» **WRITTEN TASK**:
All the data below goes into the copy word for word, but the pictures don't.

Dataset items:
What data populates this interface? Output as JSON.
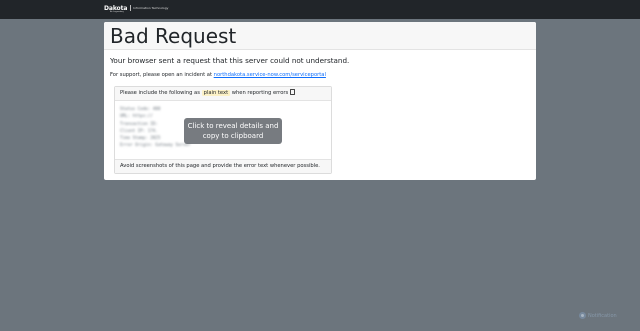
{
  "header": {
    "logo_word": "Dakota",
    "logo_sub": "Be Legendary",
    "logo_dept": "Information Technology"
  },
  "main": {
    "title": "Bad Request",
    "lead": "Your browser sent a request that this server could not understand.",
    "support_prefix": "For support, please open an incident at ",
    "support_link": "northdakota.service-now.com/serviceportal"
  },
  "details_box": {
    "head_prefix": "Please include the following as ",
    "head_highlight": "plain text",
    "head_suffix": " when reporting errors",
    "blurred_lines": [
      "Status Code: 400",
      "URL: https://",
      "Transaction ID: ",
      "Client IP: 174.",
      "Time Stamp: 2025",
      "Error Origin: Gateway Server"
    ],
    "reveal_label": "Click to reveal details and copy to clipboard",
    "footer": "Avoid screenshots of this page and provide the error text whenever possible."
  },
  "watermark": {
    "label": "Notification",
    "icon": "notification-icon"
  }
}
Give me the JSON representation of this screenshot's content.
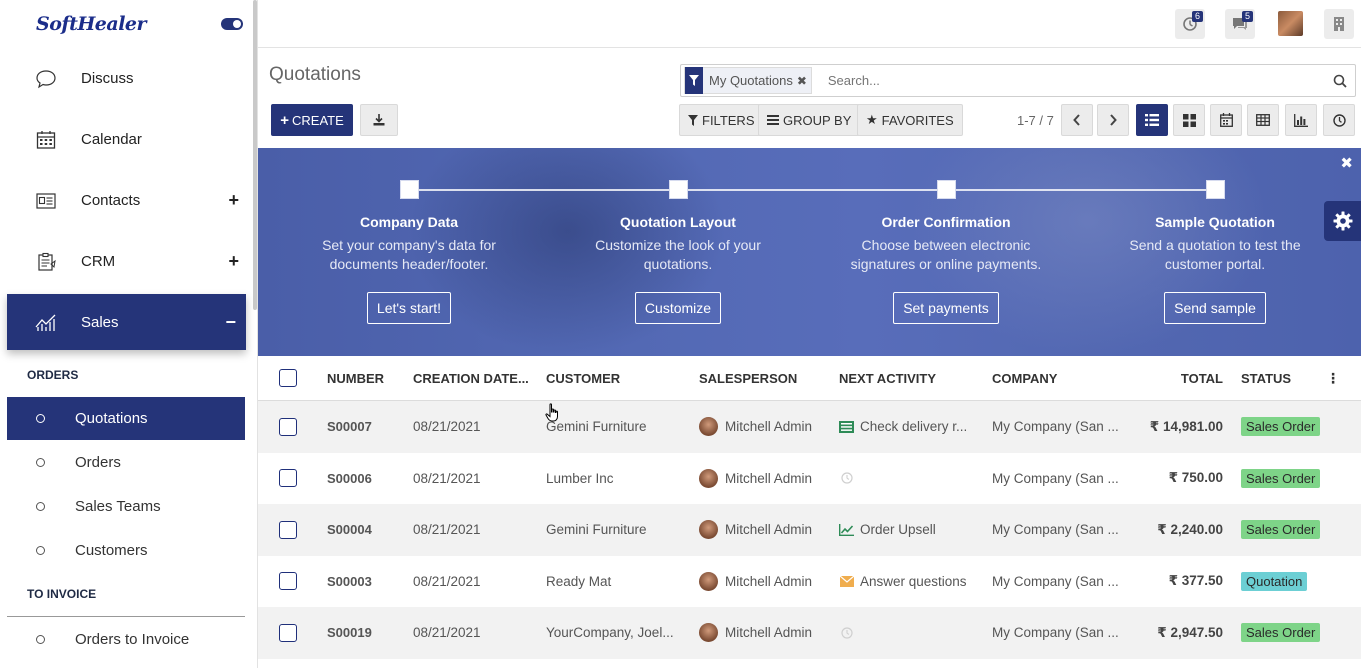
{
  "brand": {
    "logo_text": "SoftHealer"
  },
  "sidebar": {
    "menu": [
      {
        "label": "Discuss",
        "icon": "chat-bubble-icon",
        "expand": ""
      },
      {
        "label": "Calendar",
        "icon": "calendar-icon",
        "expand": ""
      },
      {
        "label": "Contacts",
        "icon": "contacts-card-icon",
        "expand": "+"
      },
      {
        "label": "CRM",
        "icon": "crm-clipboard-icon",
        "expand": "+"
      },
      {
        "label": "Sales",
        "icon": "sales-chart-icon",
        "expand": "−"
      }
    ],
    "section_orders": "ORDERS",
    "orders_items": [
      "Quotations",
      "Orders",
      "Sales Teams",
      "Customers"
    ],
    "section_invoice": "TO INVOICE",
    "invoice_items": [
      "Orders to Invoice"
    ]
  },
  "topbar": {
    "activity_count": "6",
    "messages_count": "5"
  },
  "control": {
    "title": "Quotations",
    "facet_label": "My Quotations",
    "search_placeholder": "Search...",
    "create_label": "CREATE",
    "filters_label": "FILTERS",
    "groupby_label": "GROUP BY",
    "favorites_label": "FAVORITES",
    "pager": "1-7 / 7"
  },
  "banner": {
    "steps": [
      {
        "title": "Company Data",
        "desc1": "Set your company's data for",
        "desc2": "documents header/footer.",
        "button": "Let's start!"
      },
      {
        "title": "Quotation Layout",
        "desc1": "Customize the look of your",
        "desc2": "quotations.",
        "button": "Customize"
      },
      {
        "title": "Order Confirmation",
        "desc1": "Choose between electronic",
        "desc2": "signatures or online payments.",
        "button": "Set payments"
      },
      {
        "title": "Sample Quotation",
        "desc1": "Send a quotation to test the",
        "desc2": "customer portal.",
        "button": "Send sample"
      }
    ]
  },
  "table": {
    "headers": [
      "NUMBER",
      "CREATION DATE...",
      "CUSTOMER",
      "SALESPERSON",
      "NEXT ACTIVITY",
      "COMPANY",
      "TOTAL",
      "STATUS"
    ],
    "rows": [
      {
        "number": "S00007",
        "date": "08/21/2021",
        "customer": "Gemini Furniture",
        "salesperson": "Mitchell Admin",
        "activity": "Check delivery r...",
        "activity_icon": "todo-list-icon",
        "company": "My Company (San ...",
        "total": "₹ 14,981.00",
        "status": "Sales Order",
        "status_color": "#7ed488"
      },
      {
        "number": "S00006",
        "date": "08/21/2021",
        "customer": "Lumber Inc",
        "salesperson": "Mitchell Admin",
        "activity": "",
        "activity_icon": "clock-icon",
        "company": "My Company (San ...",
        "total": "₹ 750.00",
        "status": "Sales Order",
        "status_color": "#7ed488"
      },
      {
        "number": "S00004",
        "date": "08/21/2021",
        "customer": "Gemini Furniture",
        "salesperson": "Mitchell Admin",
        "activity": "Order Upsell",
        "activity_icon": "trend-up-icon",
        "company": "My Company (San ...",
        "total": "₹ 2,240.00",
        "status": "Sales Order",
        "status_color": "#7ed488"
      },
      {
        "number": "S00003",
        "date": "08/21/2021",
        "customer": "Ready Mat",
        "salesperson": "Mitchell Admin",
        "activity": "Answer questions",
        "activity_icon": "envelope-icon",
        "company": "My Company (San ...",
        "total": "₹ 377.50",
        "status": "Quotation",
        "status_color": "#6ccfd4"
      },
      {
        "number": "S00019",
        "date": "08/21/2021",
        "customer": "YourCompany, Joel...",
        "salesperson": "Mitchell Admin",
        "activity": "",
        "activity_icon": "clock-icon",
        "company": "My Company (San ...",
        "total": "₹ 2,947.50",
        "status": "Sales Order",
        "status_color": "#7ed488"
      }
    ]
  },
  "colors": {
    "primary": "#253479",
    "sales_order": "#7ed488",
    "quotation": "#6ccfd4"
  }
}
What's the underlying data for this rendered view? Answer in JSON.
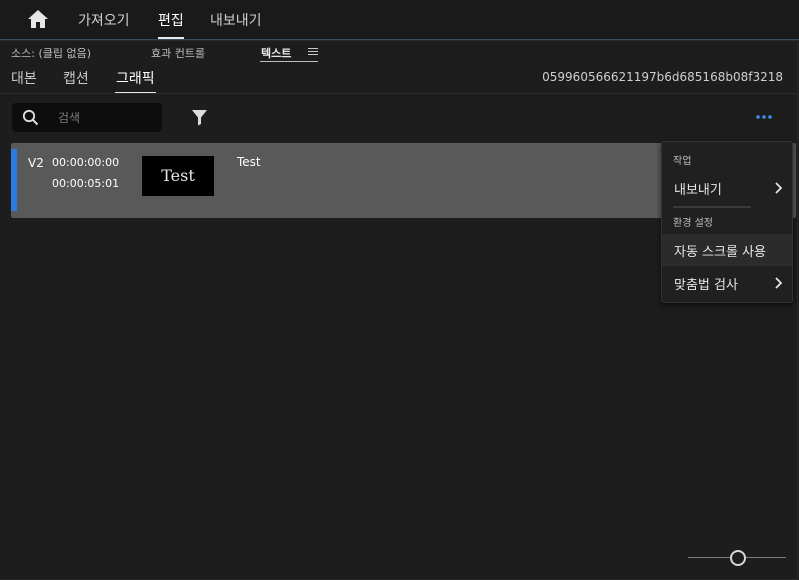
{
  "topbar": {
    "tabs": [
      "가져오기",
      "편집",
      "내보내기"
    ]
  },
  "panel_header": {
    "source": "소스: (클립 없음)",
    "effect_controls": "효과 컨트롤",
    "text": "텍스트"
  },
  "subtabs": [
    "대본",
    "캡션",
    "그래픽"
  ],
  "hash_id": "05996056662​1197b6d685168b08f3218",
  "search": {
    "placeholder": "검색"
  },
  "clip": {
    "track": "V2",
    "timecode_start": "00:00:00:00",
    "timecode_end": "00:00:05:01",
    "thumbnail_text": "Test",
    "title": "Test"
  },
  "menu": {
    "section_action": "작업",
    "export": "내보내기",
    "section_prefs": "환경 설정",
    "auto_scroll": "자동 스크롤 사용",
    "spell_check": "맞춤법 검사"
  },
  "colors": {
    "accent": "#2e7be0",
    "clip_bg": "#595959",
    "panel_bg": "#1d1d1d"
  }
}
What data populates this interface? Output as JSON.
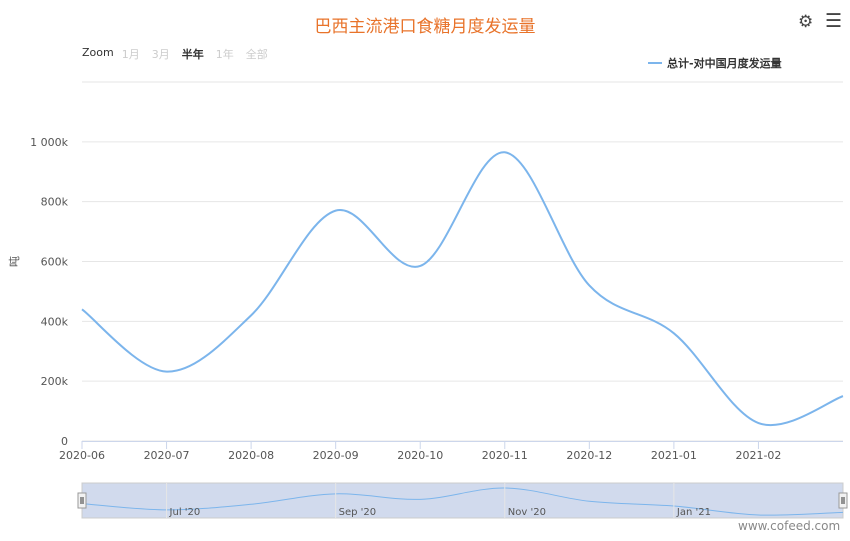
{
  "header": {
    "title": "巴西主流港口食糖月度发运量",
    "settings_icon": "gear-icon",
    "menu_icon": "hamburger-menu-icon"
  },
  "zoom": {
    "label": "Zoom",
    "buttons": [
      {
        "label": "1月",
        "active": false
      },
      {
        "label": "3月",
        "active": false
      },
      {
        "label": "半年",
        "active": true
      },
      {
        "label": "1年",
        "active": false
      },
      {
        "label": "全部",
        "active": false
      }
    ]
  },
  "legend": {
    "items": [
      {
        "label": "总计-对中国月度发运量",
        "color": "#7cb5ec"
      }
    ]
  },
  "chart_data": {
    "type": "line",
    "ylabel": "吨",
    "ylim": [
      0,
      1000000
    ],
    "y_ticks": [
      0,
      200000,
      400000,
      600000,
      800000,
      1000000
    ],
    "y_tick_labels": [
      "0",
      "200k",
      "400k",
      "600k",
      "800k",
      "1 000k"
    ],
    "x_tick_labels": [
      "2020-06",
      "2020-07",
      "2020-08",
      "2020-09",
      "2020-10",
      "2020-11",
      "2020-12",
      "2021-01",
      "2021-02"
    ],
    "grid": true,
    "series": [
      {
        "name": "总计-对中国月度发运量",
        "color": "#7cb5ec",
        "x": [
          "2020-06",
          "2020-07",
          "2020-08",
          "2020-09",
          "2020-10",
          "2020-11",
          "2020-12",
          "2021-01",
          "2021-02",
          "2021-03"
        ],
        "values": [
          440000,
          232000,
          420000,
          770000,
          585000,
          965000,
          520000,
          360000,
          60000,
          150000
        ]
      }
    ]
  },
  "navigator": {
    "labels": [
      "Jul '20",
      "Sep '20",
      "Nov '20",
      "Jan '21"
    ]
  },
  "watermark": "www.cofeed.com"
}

» **TASK RESULT**:
What data populates this interface? Output as JSON.
{
  "header": {
    "logo_word": "Dakota",
    "logo_sub": "Be Legendary",
    "logo_dept": "Information Technology"
  },
  "main": {
    "title": "Bad Request",
    "lead": "Your browser sent a request that this server could not understand.",
    "support_prefix": "For support, please open an incident at ",
    "support_link": "northdakota.service-now.com/serviceportal"
  },
  "details_box": {
    "head_prefix": "Please include the following as ",
    "head_highlight": "plain text",
    "head_suffix": " when reporting errors",
    "blurred_lines": [
      "Status Code: 400",
      "URL: https://",
      "Transaction ID: ",
      "Client IP: 174.",
      "Time Stamp: 2025",
      "Error Origin: Gateway Server"
    ],
    "reveal_label": "Click to reveal details and copy to clipboard",
    "footer": "Avoid screenshots of this page and provide the error text whenever possible."
  },
  "watermark": {
    "label": "Notification",
    "icon": "notification-icon"
  }
}
Give me the JSON representation of this screenshot's content.
{
  "brand": {
    "logo_text": "SoftHealer"
  },
  "sidebar": {
    "menu": [
      {
        "label": "Discuss",
        "icon": "chat-bubble-icon",
        "expand": ""
      },
      {
        "label": "Calendar",
        "icon": "calendar-icon",
        "expand": ""
      },
      {
        "label": "Contacts",
        "icon": "contacts-card-icon",
        "expand": "+"
      },
      {
        "label": "CRM",
        "icon": "crm-clipboard-icon",
        "expand": "+"
      },
      {
        "label": "Sales",
        "icon": "sales-chart-icon",
        "expand": "−"
      }
    ],
    "section_orders": "ORDERS",
    "orders_items": [
      "Quotations",
      "Orders",
      "Sales Teams",
      "Customers"
    ],
    "section_invoice": "TO INVOICE",
    "invoice_items": [
      "Orders to Invoice"
    ]
  },
  "topbar": {
    "activity_count": "6",
    "messages_count": "5"
  },
  "control": {
    "title": "Quotations",
    "facet_label": "My Quotations",
    "search_placeholder": "Search...",
    "create_label": "CREATE",
    "filters_label": "FILTERS",
    "groupby_label": "GROUP BY",
    "favorites_label": "FAVORITES",
    "pager": "1-7 / 7"
  },
  "banner": {
    "steps": [
      {
        "title": "Company Data",
        "desc1": "Set your company's data for",
        "desc2": "documents header/footer.",
        "button": "Let's start!"
      },
      {
        "title": "Quotation Layout",
        "desc1": "Customize the look of your",
        "desc2": "quotations.",
        "button": "Customize"
      },
      {
        "title": "Order Confirmation",
        "desc1": "Choose between electronic",
        "desc2": "signatures or online payments.",
        "button": "Set payments"
      },
      {
        "title": "Sample Quotation",
        "desc1": "Send a quotation to test the",
        "desc2": "customer portal.",
        "button": "Send sample"
      }
    ]
  },
  "table": {
    "headers": [
      "NUMBER",
      "CREATION DATE...",
      "CUSTOMER",
      "SALESPERSON",
      "NEXT ACTIVITY",
      "COMPANY",
      "TOTAL",
      "STATUS"
    ],
    "rows": [
      {
        "number": "S00007",
        "date": "08/21/2021",
        "customer": "Gemini Furniture",
        "salesperson": "Mitchell Admin",
        "activity": "Check delivery r...",
        "activity_icon": "todo-list-icon",
        "company": "My Company (San ...",
        "total": "₹ 14,981.00",
        "status": "Sales Order",
        "status_color": "#7ed488"
      },
      {
        "number": "S00006",
        "date": "08/21/2021",
        "customer": "Lumber Inc",
        "salesperson": "Mitchell Admin",
        "activity": "",
        "activity_icon": "clock-icon",
        "company": "My Company (San ...",
        "total": "₹ 750.00",
        "status": "Sales Order",
        "status_color": "#7ed488"
      },
      {
        "number": "S00004",
        "date": "08/21/2021",
        "customer": "Gemini Furniture",
        "salesperson": "Mitchell Admin",
        "activity": "Order Upsell",
        "activity_icon": "trend-up-icon",
        "company": "My Company (San ...",
        "total": "₹ 2,240.00",
        "status": "Sales Order",
        "status_color": "#7ed488"
      },
      {
        "number": "S00003",
        "date": "08/21/2021",
        "customer": "Ready Mat",
        "salesperson": "Mitchell Admin",
        "activity": "Answer questions",
        "activity_icon": "envelope-icon",
        "company": "My Company (San ...",
        "total": "₹ 377.50",
        "status": "Quotation",
        "status_color": "#6ccfd4"
      },
      {
        "number": "S00019",
        "date": "08/21/2021",
        "customer": "YourCompany, Joel...",
        "salesperson": "Mitchell Admin",
        "activity": "",
        "activity_icon": "clock-icon",
        "company": "My Company (San ...",
        "total": "₹ 2,947.50",
        "status": "Sales Order",
        "status_color": "#7ed488"
      }
    ]
  },
  "colors": {
    "primary": "#253479",
    "sales_order": "#7ed488",
    "quotation": "#6ccfd4"
  }
}
What's the underlying data for this rendered view? Answer in JSON.
{
  "topbar": {
    "tabs": [
      "가져오기",
      "편집",
      "내보내기"
    ]
  },
  "panel_header": {
    "source": "소스: (클립 없음)",
    "effect_controls": "효과 컨트롤",
    "text": "텍스트"
  },
  "subtabs": [
    "대본",
    "캡션",
    "그래픽"
  ],
  "hash_id": "05996056662​1197b6d685168b08f3218",
  "search": {
    "placeholder": "검색"
  },
  "clip": {
    "track": "V2",
    "timecode_start": "00:00:00:00",
    "timecode_end": "00:00:05:01",
    "thumbnail_text": "Test",
    "title": "Test"
  },
  "menu": {
    "section_action": "작업",
    "export": "내보내기",
    "section_prefs": "환경 설정",
    "auto_scroll": "자동 스크롤 사용",
    "spell_check": "맞춤법 검사"
  },
  "colors": {
    "accent": "#2e7be0",
    "clip_bg": "#595959",
    "panel_bg": "#1d1d1d"
  }
}
What data populates this interface? Output as JSON.
{
  "header": {
    "title": "巴西主流港口食糖月度发运量",
    "settings_icon": "gear-icon",
    "menu_icon": "hamburger-menu-icon"
  },
  "zoom": {
    "label": "Zoom",
    "buttons": [
      {
        "label": "1月",
        "active": false
      },
      {
        "label": "3月",
        "active": false
      },
      {
        "label": "半年",
        "active": true
      },
      {
        "label": "1年",
        "active": false
      },
      {
        "label": "全部",
        "active": false
      }
    ]
  },
  "legend": {
    "items": [
      {
        "label": "总计-对中国月度发运量",
        "color": "#7cb5ec"
      }
    ]
  },
  "chart_data": {
    "type": "line",
    "ylabel": "吨",
    "ylim": [
      0,
      1000000
    ],
    "y_ticks": [
      0,
      200000,
      400000,
      600000,
      800000,
      1000000
    ],
    "y_tick_labels": [
      "0",
      "200k",
      "400k",
      "600k",
      "800k",
      "1 000k"
    ],
    "x_tick_labels": [
      "2020-06",
      "2020-07",
      "2020-08",
      "2020-09",
      "2020-10",
      "2020-11",
      "2020-12",
      "2021-01",
      "2021-02"
    ],
    "grid": true,
    "series": [
      {
        "name": "总计-对中国月度发运量",
        "color": "#7cb5ec",
        "x": [
          "2020-06",
          "2020-07",
          "2020-08",
          "2020-09",
          "2020-10",
          "2020-11",
          "2020-12",
          "2021-01",
          "2021-02",
          "2021-03"
        ],
        "values": [
          440000,
          232000,
          420000,
          770000,
          585000,
          965000,
          520000,
          360000,
          60000,
          150000
        ]
      }
    ]
  },
  "navigator": {
    "labels": [
      "Jul '20",
      "Sep '20",
      "Nov '20",
      "Jan '21"
    ]
  },
  "watermark": "www.cofeed.com"
}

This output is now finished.